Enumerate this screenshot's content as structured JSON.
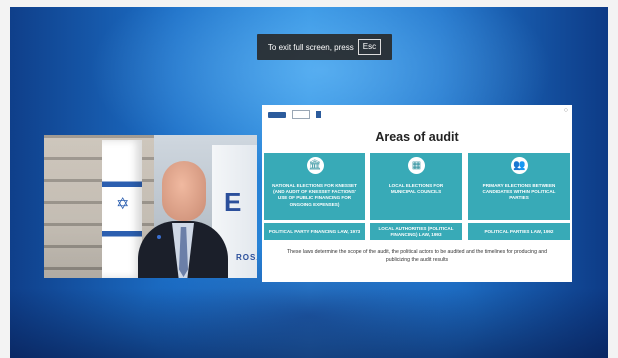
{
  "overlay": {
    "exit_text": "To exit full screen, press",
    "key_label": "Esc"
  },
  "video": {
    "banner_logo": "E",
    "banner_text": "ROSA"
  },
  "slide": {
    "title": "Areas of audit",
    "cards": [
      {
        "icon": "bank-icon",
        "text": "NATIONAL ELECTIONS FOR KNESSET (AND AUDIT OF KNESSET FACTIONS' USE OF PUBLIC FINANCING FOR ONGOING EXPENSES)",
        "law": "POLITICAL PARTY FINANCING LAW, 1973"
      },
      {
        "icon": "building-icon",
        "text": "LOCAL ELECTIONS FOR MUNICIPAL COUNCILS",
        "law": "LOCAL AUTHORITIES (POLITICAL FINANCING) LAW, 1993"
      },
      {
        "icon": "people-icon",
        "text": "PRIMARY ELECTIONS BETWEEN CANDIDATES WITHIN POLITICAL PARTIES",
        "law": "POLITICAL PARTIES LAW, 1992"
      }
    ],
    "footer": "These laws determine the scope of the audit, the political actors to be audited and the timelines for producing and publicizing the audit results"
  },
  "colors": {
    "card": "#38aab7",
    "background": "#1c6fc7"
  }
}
━━━━
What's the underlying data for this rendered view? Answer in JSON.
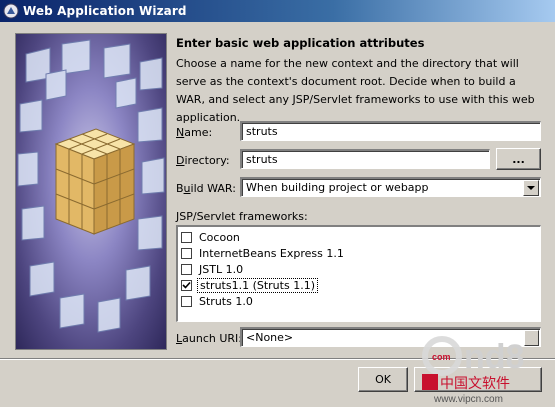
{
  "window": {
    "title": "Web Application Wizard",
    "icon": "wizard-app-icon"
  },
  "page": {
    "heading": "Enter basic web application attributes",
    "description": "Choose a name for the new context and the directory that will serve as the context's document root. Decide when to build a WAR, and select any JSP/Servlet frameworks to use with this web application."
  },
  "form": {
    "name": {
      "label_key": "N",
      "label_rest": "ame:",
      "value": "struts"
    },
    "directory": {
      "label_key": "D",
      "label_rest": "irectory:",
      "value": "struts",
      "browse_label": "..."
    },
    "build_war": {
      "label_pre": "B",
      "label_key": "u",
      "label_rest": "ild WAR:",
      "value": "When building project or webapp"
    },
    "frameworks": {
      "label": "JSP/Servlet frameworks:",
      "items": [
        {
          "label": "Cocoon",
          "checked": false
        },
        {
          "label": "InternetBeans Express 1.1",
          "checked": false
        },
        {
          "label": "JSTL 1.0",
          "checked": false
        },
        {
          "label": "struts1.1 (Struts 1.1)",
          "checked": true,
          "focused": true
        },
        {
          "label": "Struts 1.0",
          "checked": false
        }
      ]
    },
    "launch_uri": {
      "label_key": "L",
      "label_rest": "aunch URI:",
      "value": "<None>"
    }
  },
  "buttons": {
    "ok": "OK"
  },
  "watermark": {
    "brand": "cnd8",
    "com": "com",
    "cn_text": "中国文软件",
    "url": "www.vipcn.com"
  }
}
━━━━
(Task details) Where a line in the entries holds "value", copy that line.

(Problem solution)
      "value": "struts"
      "value": "struts",
      "value": "When building project or webapp"
      "value": "<None>"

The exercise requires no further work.